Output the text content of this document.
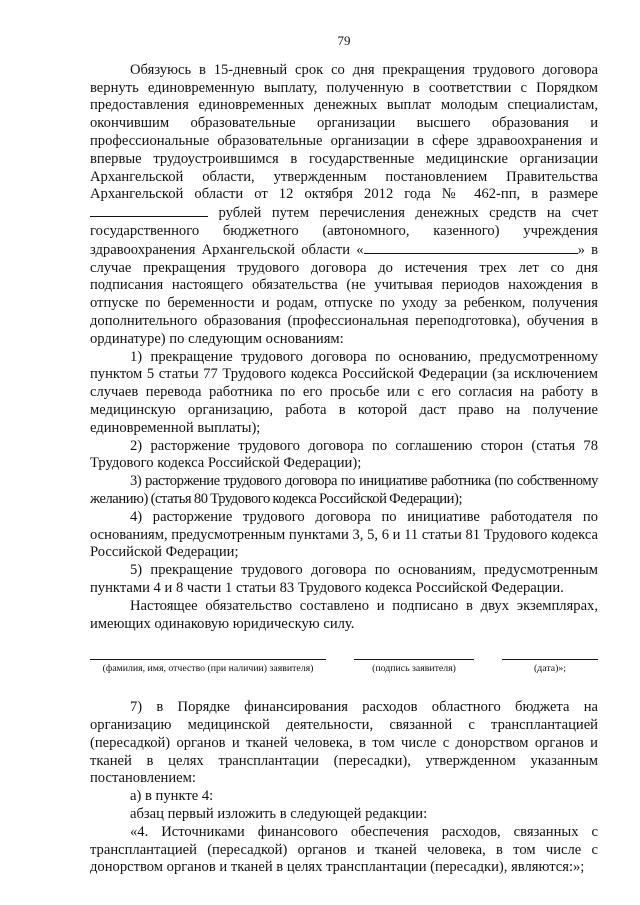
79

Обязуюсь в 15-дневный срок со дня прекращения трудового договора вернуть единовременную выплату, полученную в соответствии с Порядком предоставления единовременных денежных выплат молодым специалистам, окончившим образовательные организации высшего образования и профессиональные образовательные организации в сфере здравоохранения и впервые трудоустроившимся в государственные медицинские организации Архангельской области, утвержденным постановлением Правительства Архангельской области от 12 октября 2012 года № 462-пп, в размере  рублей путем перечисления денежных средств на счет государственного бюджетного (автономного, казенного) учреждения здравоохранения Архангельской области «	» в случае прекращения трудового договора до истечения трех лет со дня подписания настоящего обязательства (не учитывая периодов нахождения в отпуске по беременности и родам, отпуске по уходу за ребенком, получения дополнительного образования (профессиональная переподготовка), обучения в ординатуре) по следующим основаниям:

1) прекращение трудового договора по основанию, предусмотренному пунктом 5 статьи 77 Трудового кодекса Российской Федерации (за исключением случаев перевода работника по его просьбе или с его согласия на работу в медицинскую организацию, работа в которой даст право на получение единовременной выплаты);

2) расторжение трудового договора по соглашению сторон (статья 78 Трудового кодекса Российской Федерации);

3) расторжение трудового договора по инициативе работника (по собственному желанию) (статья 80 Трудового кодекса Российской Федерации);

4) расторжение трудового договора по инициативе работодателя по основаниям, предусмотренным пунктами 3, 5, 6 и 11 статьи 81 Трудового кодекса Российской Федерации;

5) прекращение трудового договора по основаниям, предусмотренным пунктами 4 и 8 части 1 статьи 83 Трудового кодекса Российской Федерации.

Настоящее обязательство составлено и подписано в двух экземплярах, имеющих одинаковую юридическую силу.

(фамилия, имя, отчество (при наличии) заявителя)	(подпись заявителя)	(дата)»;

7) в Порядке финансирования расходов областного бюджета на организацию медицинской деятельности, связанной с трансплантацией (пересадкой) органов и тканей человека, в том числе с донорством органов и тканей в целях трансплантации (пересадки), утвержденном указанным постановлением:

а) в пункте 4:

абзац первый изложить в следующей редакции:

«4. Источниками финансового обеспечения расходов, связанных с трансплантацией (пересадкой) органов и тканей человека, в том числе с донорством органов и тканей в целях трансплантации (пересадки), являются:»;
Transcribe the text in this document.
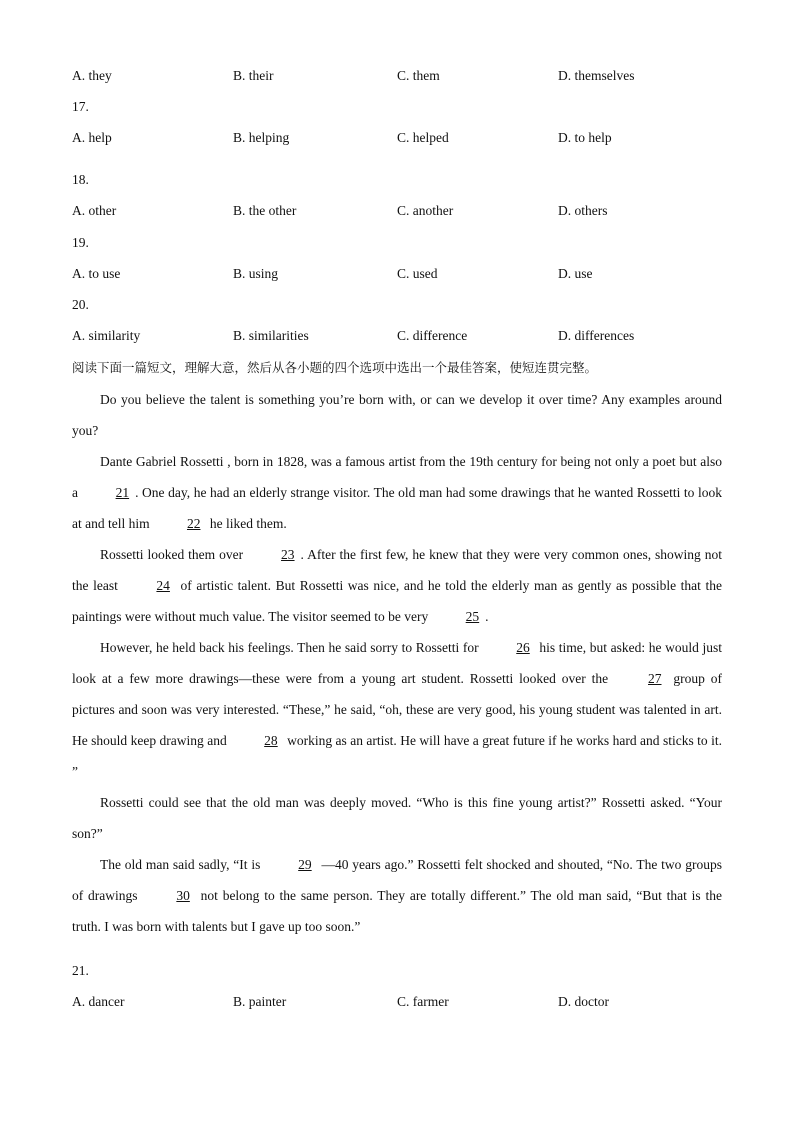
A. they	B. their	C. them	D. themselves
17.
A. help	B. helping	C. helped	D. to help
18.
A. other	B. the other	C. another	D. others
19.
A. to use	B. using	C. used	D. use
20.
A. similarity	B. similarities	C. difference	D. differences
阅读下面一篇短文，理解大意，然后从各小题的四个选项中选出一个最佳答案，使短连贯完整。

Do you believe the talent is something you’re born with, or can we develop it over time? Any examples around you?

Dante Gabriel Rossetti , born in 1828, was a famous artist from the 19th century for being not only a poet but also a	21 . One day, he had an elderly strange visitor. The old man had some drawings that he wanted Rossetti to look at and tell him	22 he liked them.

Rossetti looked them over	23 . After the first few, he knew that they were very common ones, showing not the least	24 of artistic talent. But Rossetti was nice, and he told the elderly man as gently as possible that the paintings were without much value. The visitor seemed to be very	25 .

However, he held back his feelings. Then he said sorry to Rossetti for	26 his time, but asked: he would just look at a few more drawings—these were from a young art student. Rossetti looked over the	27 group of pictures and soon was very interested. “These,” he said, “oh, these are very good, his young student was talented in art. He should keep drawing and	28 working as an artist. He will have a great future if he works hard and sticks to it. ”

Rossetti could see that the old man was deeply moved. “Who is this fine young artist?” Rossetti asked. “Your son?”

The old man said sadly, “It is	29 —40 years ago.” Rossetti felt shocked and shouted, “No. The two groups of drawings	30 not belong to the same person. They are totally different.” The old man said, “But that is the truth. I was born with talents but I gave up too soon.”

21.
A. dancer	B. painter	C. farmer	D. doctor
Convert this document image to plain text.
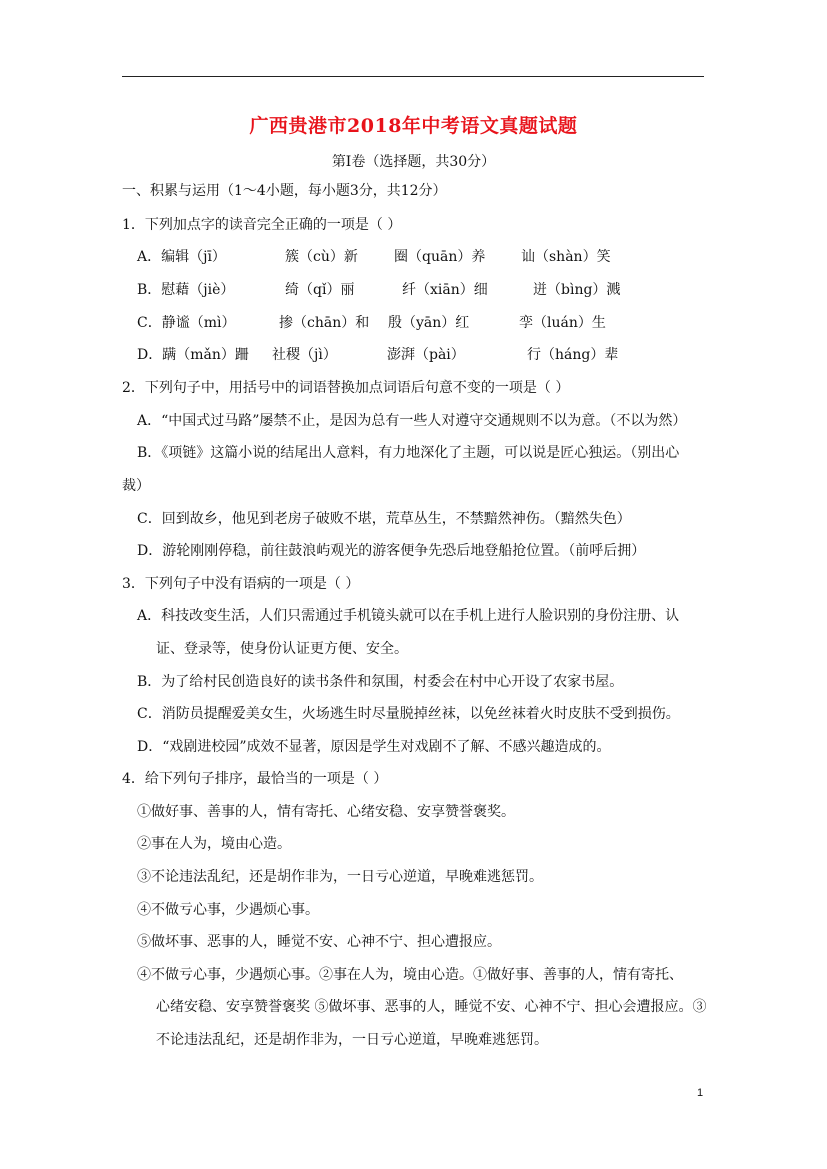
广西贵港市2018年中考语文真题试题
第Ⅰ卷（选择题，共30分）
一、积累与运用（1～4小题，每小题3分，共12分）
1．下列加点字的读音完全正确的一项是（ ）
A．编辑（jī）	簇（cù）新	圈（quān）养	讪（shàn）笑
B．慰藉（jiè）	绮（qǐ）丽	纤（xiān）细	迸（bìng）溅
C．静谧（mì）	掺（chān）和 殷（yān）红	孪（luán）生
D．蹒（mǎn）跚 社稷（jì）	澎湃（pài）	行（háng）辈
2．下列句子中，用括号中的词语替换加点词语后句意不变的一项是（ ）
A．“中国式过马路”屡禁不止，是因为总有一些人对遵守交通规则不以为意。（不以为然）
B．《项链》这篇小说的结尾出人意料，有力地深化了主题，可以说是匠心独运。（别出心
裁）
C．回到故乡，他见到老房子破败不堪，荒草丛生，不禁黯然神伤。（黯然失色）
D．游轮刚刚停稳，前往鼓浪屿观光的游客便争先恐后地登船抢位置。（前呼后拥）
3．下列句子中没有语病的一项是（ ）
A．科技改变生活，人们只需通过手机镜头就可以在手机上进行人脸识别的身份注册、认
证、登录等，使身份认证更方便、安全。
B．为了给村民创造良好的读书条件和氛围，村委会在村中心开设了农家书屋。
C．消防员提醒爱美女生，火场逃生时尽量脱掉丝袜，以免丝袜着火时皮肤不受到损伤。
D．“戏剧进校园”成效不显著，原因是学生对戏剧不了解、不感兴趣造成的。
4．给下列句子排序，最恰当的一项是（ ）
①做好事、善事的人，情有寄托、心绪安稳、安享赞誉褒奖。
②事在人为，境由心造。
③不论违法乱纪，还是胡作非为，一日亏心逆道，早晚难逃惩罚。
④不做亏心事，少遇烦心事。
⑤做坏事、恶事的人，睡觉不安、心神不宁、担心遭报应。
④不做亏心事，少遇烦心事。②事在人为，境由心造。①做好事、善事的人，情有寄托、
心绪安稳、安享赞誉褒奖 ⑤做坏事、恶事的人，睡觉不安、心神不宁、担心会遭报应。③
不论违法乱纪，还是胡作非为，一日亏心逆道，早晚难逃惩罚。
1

--

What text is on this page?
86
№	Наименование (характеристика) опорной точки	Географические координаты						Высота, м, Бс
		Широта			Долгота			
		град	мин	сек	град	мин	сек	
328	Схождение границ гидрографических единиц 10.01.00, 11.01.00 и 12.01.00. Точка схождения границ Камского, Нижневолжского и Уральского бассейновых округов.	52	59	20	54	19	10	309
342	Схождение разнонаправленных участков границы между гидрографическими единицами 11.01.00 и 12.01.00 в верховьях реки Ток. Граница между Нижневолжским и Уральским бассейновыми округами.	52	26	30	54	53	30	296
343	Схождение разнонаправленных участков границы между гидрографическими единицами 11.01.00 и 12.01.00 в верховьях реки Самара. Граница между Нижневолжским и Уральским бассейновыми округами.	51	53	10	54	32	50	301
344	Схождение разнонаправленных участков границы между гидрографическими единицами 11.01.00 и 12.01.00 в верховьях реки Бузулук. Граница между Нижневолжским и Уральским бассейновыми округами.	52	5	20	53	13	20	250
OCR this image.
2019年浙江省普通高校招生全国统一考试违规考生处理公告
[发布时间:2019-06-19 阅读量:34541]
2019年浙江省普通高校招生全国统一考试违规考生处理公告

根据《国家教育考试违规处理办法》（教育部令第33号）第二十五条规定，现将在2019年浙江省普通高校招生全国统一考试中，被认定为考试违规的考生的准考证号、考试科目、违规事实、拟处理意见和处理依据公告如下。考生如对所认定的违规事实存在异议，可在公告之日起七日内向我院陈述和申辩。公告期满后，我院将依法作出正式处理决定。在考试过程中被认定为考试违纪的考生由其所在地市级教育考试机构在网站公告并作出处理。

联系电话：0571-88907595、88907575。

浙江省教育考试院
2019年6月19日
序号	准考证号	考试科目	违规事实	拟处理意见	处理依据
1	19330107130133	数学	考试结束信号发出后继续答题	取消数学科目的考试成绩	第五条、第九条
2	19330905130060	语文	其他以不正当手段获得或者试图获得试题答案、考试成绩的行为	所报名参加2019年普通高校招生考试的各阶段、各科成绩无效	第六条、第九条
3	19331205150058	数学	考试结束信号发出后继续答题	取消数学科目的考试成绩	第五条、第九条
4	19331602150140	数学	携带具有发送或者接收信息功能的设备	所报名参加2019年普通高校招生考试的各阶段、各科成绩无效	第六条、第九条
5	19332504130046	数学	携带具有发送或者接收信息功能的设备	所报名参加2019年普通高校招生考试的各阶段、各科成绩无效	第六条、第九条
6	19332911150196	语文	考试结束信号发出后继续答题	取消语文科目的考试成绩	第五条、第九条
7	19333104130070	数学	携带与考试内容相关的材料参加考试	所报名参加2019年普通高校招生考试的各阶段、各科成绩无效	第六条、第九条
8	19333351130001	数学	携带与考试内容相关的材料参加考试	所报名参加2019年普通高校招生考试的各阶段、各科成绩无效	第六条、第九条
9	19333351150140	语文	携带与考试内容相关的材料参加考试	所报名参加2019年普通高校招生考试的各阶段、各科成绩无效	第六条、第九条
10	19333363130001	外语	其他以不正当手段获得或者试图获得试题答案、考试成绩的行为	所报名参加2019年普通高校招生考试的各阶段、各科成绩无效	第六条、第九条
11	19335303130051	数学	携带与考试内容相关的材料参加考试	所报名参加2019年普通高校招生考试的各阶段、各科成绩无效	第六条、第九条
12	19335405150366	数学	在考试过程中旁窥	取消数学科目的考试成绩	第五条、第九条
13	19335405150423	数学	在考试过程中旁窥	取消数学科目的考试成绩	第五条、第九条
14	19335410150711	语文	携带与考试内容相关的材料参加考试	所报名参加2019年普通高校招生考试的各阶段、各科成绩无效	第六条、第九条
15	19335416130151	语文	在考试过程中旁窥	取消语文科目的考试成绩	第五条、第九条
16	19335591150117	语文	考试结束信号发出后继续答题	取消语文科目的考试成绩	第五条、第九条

...

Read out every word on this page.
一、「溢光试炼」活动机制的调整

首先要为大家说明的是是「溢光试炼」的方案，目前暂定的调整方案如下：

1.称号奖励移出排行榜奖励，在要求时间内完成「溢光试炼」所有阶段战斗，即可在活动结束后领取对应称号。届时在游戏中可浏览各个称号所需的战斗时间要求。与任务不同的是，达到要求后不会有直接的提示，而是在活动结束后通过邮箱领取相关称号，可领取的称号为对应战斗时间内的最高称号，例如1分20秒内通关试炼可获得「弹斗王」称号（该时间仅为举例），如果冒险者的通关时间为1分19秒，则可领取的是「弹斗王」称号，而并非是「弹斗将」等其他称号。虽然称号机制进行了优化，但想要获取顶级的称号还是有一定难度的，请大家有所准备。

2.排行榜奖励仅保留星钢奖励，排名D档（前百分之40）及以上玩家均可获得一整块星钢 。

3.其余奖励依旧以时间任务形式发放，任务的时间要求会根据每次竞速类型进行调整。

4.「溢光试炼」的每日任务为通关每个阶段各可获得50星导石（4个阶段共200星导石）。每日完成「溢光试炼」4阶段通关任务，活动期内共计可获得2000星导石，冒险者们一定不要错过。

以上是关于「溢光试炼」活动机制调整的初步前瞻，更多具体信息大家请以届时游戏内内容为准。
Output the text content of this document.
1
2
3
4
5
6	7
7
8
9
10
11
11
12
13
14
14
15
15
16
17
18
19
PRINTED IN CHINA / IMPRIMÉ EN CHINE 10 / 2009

--- Aim ---
Select the lines in this material that hold the word "looked", leaving none out.

--- The answer ---
Rossetti looked them over	23 . After the first few, he knew that they were very common ones, showing not the least	24 of artistic talent. But Rossetti was nice, and he told the elderly man as gently as possible that the paintings were without much value. The visitor seemed to be very	25 .
However, he held back his feelings. Then he said sorry to Rossetti for	26 his time, but asked: he would just look at a few more drawings—these were from a young art student. Rossetti looked over the	27 group of pictures and soon was very interested. “These,” he said, “oh, these are very good, his young student was talented in art. He should keep drawing and	28 working as an artist. He will have a great future if he works hard and sticks to it. ”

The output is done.